**Problem requirements:**
Skip the pictures and extract all of the lines exactly as written.

**Dataset rows about figures:**
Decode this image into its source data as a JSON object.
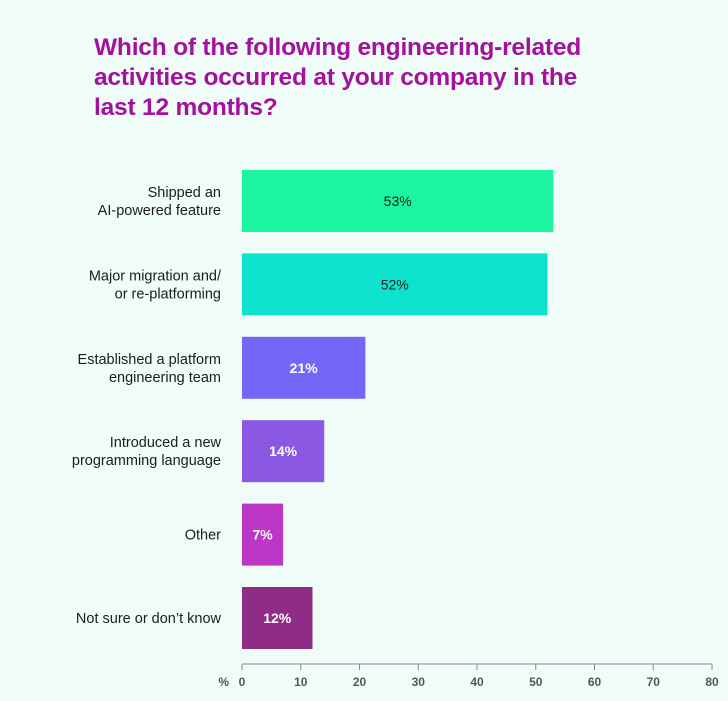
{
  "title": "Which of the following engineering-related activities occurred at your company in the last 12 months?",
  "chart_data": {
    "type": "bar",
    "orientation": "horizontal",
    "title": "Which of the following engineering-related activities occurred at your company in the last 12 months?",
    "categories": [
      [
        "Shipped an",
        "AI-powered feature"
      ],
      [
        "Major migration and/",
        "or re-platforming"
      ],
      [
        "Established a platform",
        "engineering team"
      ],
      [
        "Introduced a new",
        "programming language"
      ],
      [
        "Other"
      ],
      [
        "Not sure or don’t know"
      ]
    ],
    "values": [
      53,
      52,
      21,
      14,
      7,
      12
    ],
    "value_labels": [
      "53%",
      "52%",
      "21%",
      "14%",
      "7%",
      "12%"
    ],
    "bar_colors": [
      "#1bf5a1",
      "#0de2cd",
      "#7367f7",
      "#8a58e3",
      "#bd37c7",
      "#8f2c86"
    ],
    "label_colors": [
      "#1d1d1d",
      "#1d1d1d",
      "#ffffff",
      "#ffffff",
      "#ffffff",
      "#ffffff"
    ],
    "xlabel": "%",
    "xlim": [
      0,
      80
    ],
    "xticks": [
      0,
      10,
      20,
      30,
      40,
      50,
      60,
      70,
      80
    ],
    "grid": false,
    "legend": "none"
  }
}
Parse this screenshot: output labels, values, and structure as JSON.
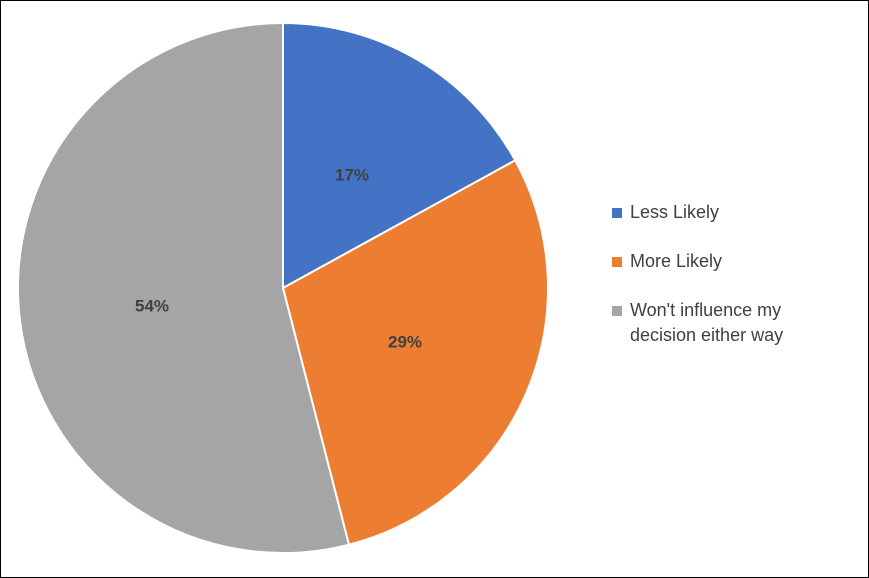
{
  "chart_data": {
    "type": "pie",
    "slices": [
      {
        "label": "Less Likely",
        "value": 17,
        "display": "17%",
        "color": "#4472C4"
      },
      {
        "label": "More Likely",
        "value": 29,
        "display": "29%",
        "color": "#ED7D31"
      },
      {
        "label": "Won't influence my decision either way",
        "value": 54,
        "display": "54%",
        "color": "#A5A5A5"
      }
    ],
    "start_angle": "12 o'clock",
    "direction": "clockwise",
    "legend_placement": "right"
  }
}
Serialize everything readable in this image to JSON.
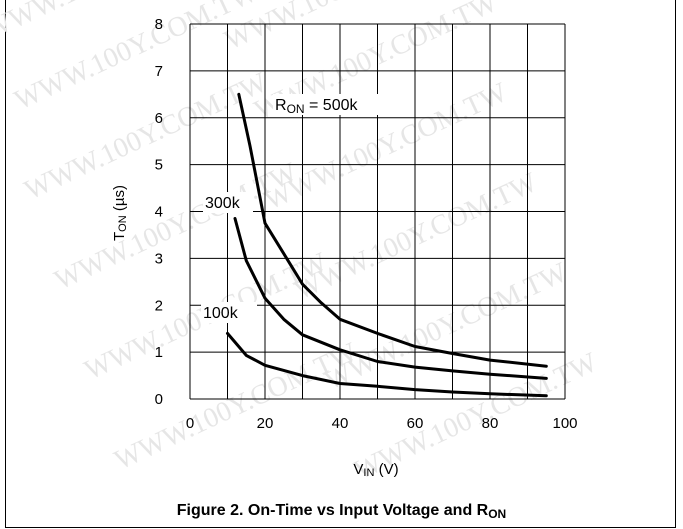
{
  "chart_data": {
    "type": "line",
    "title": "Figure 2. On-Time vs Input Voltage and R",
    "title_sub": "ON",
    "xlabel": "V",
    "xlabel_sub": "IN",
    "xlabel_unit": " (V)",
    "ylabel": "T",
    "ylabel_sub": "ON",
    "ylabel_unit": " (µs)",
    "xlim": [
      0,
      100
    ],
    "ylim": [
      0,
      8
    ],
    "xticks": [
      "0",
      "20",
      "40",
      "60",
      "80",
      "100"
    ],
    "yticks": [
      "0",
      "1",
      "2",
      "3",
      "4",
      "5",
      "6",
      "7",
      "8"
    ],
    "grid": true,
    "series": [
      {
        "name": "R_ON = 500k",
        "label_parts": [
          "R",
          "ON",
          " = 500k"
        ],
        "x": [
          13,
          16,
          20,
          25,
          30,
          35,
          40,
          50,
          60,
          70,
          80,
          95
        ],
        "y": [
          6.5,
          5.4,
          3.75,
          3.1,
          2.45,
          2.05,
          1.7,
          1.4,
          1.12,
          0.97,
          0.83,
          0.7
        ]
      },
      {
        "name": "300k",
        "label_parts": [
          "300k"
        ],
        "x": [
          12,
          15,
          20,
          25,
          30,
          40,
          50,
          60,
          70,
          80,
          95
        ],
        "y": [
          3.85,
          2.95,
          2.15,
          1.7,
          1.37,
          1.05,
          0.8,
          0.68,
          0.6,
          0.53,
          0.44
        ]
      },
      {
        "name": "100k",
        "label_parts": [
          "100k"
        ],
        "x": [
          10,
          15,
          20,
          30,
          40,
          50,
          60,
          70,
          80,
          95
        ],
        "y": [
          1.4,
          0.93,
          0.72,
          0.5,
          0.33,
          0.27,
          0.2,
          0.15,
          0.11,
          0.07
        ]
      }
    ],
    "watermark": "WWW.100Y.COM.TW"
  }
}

**Written solution:**
Decode this image into its source data as a JSON object.
{
  "title": "Which of the following engineering-related activities occurred at your company in the last 12 months?",
  "chart_data": {
    "type": "bar",
    "orientation": "horizontal",
    "title": "Which of the following engineering-related activities occurred at your company in the last 12 months?",
    "categories": [
      [
        "Shipped an",
        "AI-powered feature"
      ],
      [
        "Major migration and/",
        "or re-platforming"
      ],
      [
        "Established a platform",
        "engineering team"
      ],
      [
        "Introduced a new",
        "programming language"
      ],
      [
        "Other"
      ],
      [
        "Not sure or don’t know"
      ]
    ],
    "values": [
      53,
      52,
      21,
      14,
      7,
      12
    ],
    "value_labels": [
      "53%",
      "52%",
      "21%",
      "14%",
      "7%",
      "12%"
    ],
    "bar_colors": [
      "#1bf5a1",
      "#0de2cd",
      "#7367f7",
      "#8a58e3",
      "#bd37c7",
      "#8f2c86"
    ],
    "label_colors": [
      "#1d1d1d",
      "#1d1d1d",
      "#ffffff",
      "#ffffff",
      "#ffffff",
      "#ffffff"
    ],
    "xlabel": "%",
    "xlim": [
      0,
      80
    ],
    "xticks": [
      0,
      10,
      20,
      30,
      40,
      50,
      60,
      70,
      80
    ],
    "grid": false,
    "legend": "none"
  }
}
Parse this screenshot: output labels, values, and structure as JSON.
{
  "chart_data": {
    "type": "pie",
    "slices": [
      {
        "label": "Less Likely",
        "value": 17,
        "display": "17%",
        "color": "#4472C4"
      },
      {
        "label": "More Likely",
        "value": 29,
        "display": "29%",
        "color": "#ED7D31"
      },
      {
        "label": "Won't influence my decision either way",
        "value": 54,
        "display": "54%",
        "color": "#A5A5A5"
      }
    ],
    "start_angle": "12 o'clock",
    "direction": "clockwise",
    "legend_placement": "right"
  }
}
Serialize everything readable in this image to JSON.
{
  "chart_data": {
    "type": "line",
    "title": "Figure 2. On-Time vs Input Voltage and R",
    "title_sub": "ON",
    "xlabel": "V",
    "xlabel_sub": "IN",
    "xlabel_unit": " (V)",
    "ylabel": "T",
    "ylabel_sub": "ON",
    "ylabel_unit": " (µs)",
    "xlim": [
      0,
      100
    ],
    "ylim": [
      0,
      8
    ],
    "xticks": [
      "0",
      "20",
      "40",
      "60",
      "80",
      "100"
    ],
    "yticks": [
      "0",
      "1",
      "2",
      "3",
      "4",
      "5",
      "6",
      "7",
      "8"
    ],
    "grid": true,
    "series": [
      {
        "name": "R_ON = 500k",
        "label_parts": [
          "R",
          "ON",
          " = 500k"
        ],
        "x": [
          13,
          16,
          20,
          25,
          30,
          35,
          40,
          50,
          60,
          70,
          80,
          95
        ],
        "y": [
          6.5,
          5.4,
          3.75,
          3.1,
          2.45,
          2.05,
          1.7,
          1.4,
          1.12,
          0.97,
          0.83,
          0.7
        ]
      },
      {
        "name": "300k",
        "label_parts": [
          "300k"
        ],
        "x": [
          12,
          15,
          20,
          25,
          30,
          40,
          50,
          60,
          70,
          80,
          95
        ],
        "y": [
          3.85,
          2.95,
          2.15,
          1.7,
          1.37,
          1.05,
          0.8,
          0.68,
          0.6,
          0.53,
          0.44
        ]
      },
      {
        "name": "100k",
        "label_parts": [
          "100k"
        ],
        "x": [
          10,
          15,
          20,
          30,
          40,
          50,
          60,
          70,
          80,
          95
        ],
        "y": [
          1.4,
          0.93,
          0.72,
          0.5,
          0.33,
          0.27,
          0.2,
          0.15,
          0.11,
          0.07
        ]
      }
    ],
    "watermark": "WWW.100Y.COM.TW"
  }
}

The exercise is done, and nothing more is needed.